======== MATERIAL PROVIDED
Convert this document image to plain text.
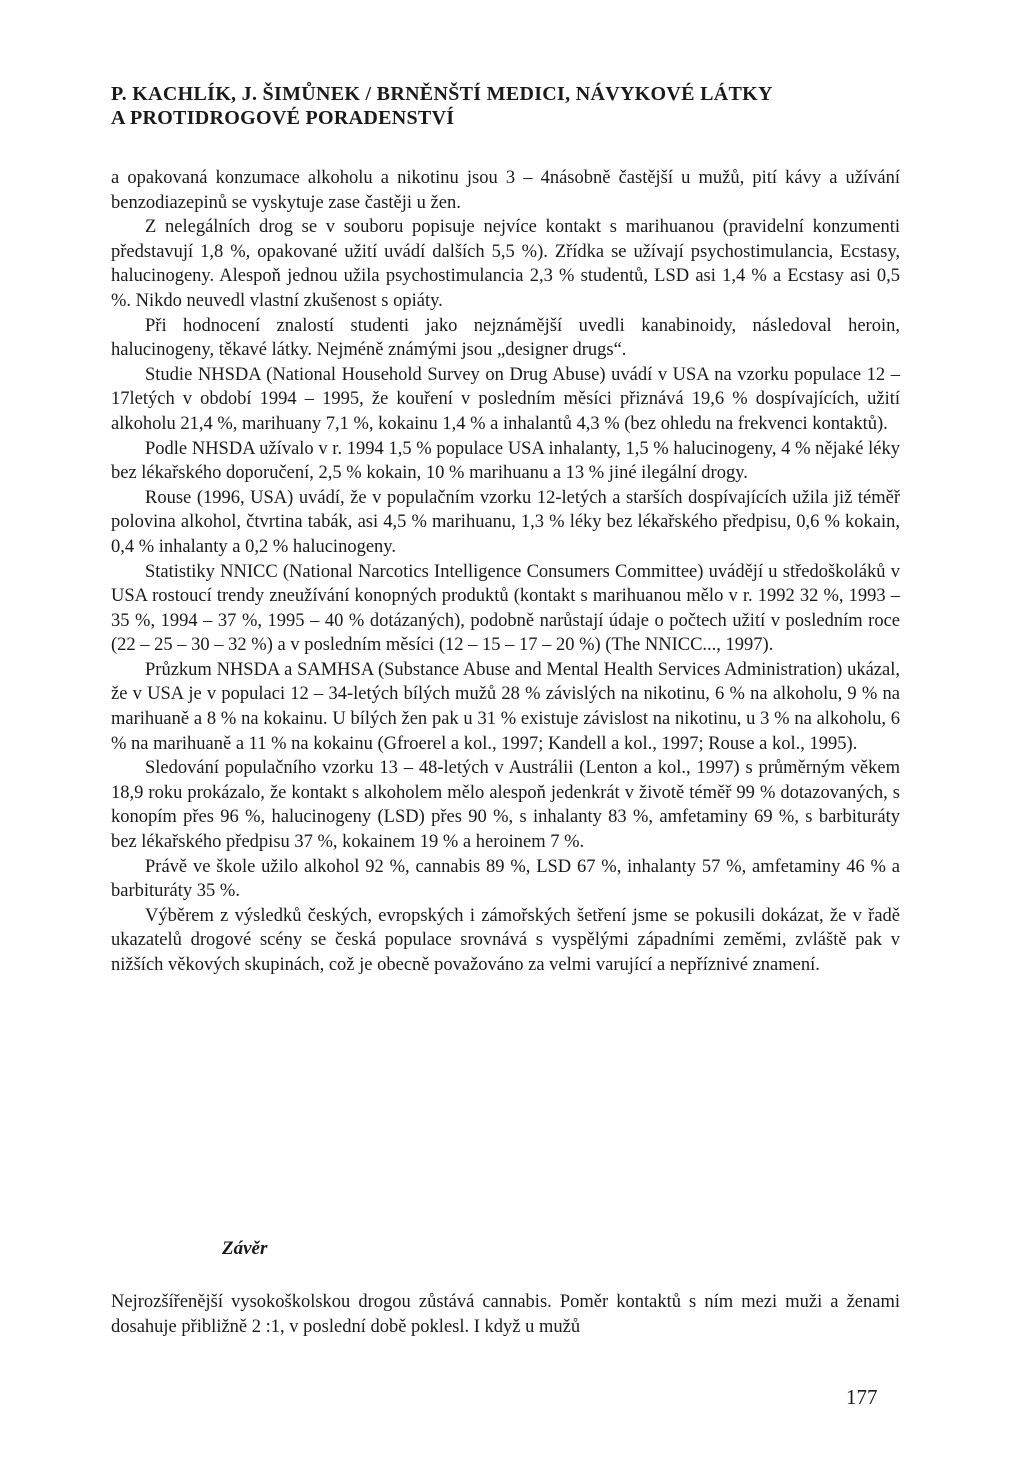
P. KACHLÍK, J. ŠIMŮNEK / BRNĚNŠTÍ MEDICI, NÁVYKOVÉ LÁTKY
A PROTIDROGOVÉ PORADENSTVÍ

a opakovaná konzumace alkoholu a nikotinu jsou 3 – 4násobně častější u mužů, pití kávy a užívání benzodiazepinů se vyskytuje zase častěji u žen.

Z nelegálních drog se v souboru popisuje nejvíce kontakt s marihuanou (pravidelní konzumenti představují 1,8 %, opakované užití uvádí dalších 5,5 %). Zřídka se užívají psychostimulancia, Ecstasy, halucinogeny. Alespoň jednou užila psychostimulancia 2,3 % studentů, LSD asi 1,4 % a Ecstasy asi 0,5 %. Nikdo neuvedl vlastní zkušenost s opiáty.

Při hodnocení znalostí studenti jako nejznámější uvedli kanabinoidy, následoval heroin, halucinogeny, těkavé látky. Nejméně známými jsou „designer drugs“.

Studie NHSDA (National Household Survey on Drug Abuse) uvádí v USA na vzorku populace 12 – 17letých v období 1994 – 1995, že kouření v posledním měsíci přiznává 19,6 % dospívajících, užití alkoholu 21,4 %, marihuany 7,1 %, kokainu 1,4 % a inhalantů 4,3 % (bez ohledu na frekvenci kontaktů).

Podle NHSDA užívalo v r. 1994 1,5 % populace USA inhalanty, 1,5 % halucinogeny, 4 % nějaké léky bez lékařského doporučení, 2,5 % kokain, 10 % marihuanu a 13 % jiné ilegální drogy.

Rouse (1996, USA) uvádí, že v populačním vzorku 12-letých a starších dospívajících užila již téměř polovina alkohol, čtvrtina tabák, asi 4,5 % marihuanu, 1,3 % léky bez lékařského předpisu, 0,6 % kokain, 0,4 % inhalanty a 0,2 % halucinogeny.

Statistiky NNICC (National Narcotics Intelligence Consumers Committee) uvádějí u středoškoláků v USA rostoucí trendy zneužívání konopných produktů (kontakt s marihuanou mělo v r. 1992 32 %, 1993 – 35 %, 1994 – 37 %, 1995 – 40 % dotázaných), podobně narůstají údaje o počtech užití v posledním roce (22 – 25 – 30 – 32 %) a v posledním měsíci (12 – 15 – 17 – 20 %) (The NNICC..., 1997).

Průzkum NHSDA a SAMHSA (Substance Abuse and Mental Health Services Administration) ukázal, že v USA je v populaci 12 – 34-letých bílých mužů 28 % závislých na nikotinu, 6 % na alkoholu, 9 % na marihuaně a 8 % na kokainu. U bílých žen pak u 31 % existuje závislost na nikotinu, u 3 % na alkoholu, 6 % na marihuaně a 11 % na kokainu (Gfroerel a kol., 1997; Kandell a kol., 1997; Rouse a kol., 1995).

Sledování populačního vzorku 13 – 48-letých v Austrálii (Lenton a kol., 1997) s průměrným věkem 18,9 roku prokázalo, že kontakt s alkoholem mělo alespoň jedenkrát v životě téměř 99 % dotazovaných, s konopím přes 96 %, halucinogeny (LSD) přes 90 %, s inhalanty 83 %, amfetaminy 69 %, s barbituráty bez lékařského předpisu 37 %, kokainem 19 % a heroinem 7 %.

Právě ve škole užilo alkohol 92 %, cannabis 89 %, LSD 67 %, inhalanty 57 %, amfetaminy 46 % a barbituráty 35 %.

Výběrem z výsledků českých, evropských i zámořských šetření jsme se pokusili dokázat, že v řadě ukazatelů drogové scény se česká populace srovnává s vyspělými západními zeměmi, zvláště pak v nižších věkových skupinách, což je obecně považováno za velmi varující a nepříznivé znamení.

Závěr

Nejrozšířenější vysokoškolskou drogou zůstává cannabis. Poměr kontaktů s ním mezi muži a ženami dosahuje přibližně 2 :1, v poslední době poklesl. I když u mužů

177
================
→ PROBLEM DETAILS: Return each line from the material above exactly, but not the pictures.

→ TASK SOLUTION:
Convert this document image to plain text.
P. KACHLÍK, J. ŠIMŮNEK / BRNĚNŠTÍ MEDICI, NÁVYKOVÉ LÁTKY
A PROTIDROGOVÉ PORADENSTVÍ

a opakovaná konzumace alkoholu a nikotinu jsou 3 – 4násobně častější u mužů, pití kávy a užívání benzodiazepinů se vyskytuje zase častěji u žen.

Z nelegálních drog se v souboru popisuje nejvíce kontakt s marihuanou (pravidelní konzumenti představují 1,8 %, opakované užití uvádí dalších 5,5 %). Zřídka se užívají psychostimulancia, Ecstasy, halucinogeny. Alespoň jednou užila psychostimulancia 2,3 % studentů, LSD asi 1,4 % a Ecstasy asi 0,5 %. Nikdo neuvedl vlastní zkušenost s opiáty.

Při hodnocení znalostí studenti jako nejznámější uvedli kanabinoidy, následoval heroin, halucinogeny, těkavé látky. Nejméně známými jsou „designer drugs“.

Studie NHSDA (National Household Survey on Drug Abuse) uvádí v USA na vzorku populace 12 – 17letých v období 1994 – 1995, že kouření v posledním měsíci přiznává 19,6 % dospívajících, užití alkoholu 21,4 %, marihuany 7,1 %, kokainu 1,4 % a inhalantů 4,3 % (bez ohledu na frekvenci kontaktů).

Podle NHSDA užívalo v r. 1994 1,5 % populace USA inhalanty, 1,5 % halucinogeny, 4 % nějaké léky bez lékařského doporučení, 2,5 % kokain, 10 % marihuanu a 13 % jiné ilegální drogy.

Rouse (1996, USA) uvádí, že v populačním vzorku 12-letých a starších dospívajících užila již téměř polovina alkohol, čtvrtina tabák, asi 4,5 % marihuanu, 1,3 % léky bez lékařského předpisu, 0,6 % kokain, 0,4 % inhalanty a 0,2 % halucinogeny.

Statistiky NNICC (National Narcotics Intelligence Consumers Committee) uvádějí u středoškoláků v USA rostoucí trendy zneužívání konopných produktů (kontakt s marihuanou mělo v r. 1992 32 %, 1993 – 35 %, 1994 – 37 %, 1995 – 40 % dotázaných), podobně narůstají údaje o počtech užití v posledním roce (22 – 25 – 30 – 32 %) a v posledním měsíci (12 – 15 – 17 – 20 %) (The NNICC..., 1997).

Průzkum NHSDA a SAMHSA (Substance Abuse and Mental Health Services Administration) ukázal, že v USA je v populaci 12 – 34-letých bílých mužů 28 % závislých na nikotinu, 6 % na alkoholu, 9 % na marihuaně a 8 % na kokainu. U bílých žen pak u 31 % existuje závislost na nikotinu, u 3 % na alkoholu, 6 % na marihuaně a 11 % na kokainu (Gfroerel a kol., 1997; Kandell a kol., 1997; Rouse a kol., 1995).

Sledování populačního vzorku 13 – 48-letých v Austrálii (Lenton a kol., 1997) s průměrným věkem 18,9 roku prokázalo, že kontakt s alkoholem mělo alespoň jedenkrát v životě téměř 99 % dotazovaných, s konopím přes 96 %, halucinogeny (LSD) přes 90 %, s inhalanty 83 %, amfetaminy 69 %, s barbituráty bez lékařského předpisu 37 %, kokainem 19 % a heroinem 7 %.

Právě ve škole užilo alkohol 92 %, cannabis 89 %, LSD 67 %, inhalanty 57 %, amfetaminy 46 % a barbituráty 35 %.

Výběrem z výsledků českých, evropských i zámořských šetření jsme se pokusili dokázat, že v řadě ukazatelů drogové scény se česká populace srovnává s vyspělými západními zeměmi, zvláště pak v nižších věkových skupinách, což je obecně považováno za velmi varující a nepříznivé znamení.

Závěr

Nejrozšířenější vysokoškolskou drogou zůstává cannabis. Poměr kontaktů s ním mezi muži a ženami dosahuje přibližně 2 :1, v poslední době poklesl. I když u mužů

177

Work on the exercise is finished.